EXERCISE INSTRUCTIONS
Reproduce every record exactly as it appears, but not the pictures.

━━━━━ RECORD EXCERPTS

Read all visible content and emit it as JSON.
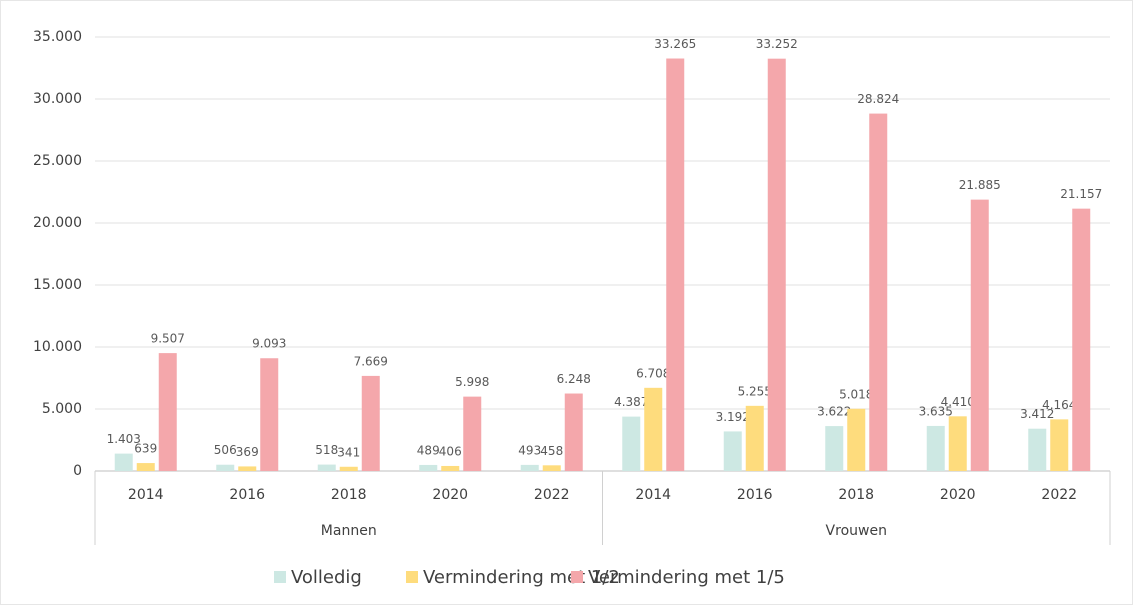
{
  "chart_data": {
    "type": "bar",
    "groups": [
      {
        "name": "Mannen",
        "categories": [
          "2014",
          "2016",
          "2018",
          "2020",
          "2022"
        ]
      },
      {
        "name": "Vrouwen",
        "categories": [
          "2014",
          "2016",
          "2018",
          "2020",
          "2022"
        ]
      }
    ],
    "series": [
      {
        "name": "Volledig",
        "color": "#cde8e3",
        "values": [
          1403,
          506,
          518,
          489,
          493,
          4387,
          3192,
          3622,
          3635,
          3412
        ],
        "value_labels": [
          "1.403",
          "506",
          "518",
          "489",
          "493",
          "4.387",
          "3.192",
          "3.622",
          "3.635",
          "3.412"
        ]
      },
      {
        "name": "Vermindering met 1/2",
        "color": "#fedc7d",
        "values": [
          639,
          369,
          341,
          406,
          458,
          6708,
          5255,
          5018,
          4410,
          4164
        ],
        "value_labels": [
          "639",
          "369",
          "341",
          "406",
          "458",
          "6.708",
          "5.255",
          "5.018",
          "4.410",
          "4.164"
        ]
      },
      {
        "name": "Vermindering met 1/5",
        "color": "#f4a7ab",
        "values": [
          9507,
          9093,
          7669,
          5998,
          6248,
          33265,
          33252,
          28824,
          21885,
          21157
        ],
        "value_labels": [
          "9.507",
          "9.093",
          "7.669",
          "5.998",
          "6.248",
          "33.265",
          "33.252",
          "28.824",
          "21.885",
          "21.157"
        ]
      }
    ],
    "ylim": [
      0,
      35000
    ],
    "yticks": [
      0,
      {
        "value": 5000,
        "label": "5.000"
      },
      {
        "value": 10000,
        "label": "10.000"
      },
      {
        "value": 15000,
        "label": "15.000"
      },
      {
        "value": 20000,
        "label": "20.000"
      },
      {
        "value": 25000,
        "label": "25.000"
      },
      {
        "value": 30000,
        "label": "30.000"
      },
      {
        "value": 35000,
        "label": "35.000"
      }
    ],
    "grid": true,
    "legend": "bottom"
  }
}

━━━━━━━━━━

WRITTEN SOLUTION
Read all visible content and emit it as JSON.
{
  "chart_data": {
    "type": "bar",
    "groups": [
      {
        "name": "Mannen",
        "categories": [
          "2014",
          "2016",
          "2018",
          "2020",
          "2022"
        ]
      },
      {
        "name": "Vrouwen",
        "categories": [
          "2014",
          "2016",
          "2018",
          "2020",
          "2022"
        ]
      }
    ],
    "series": [
      {
        "name": "Volledig",
        "color": "#cde8e3",
        "values": [
          1403,
          506,
          518,
          489,
          493,
          4387,
          3192,
          3622,
          3635,
          3412
        ],
        "value_labels": [
          "1.403",
          "506",
          "518",
          "489",
          "493",
          "4.387",
          "3.192",
          "3.622",
          "3.635",
          "3.412"
        ]
      },
      {
        "name": "Vermindering met 1/2",
        "color": "#fedc7d",
        "values": [
          639,
          369,
          341,
          406,
          458,
          6708,
          5255,
          5018,
          4410,
          4164
        ],
        "value_labels": [
          "639",
          "369",
          "341",
          "406",
          "458",
          "6.708",
          "5.255",
          "5.018",
          "4.410",
          "4.164"
        ]
      },
      {
        "name": "Vermindering met 1/5",
        "color": "#f4a7ab",
        "values": [
          9507,
          9093,
          7669,
          5998,
          6248,
          33265,
          33252,
          28824,
          21885,
          21157
        ],
        "value_labels": [
          "9.507",
          "9.093",
          "7.669",
          "5.998",
          "6.248",
          "33.265",
          "33.252",
          "28.824",
          "21.885",
          "21.157"
        ]
      }
    ],
    "ylim": [
      0,
      35000
    ],
    "yticks": [
      0,
      {
        "value": 5000,
        "label": "5.000"
      },
      {
        "value": 10000,
        "label": "10.000"
      },
      {
        "value": 15000,
        "label": "15.000"
      },
      {
        "value": 20000,
        "label": "20.000"
      },
      {
        "value": 25000,
        "label": "25.000"
      },
      {
        "value": 30000,
        "label": "30.000"
      },
      {
        "value": 35000,
        "label": "35.000"
      }
    ],
    "grid": true,
    "legend": "bottom"
  }
}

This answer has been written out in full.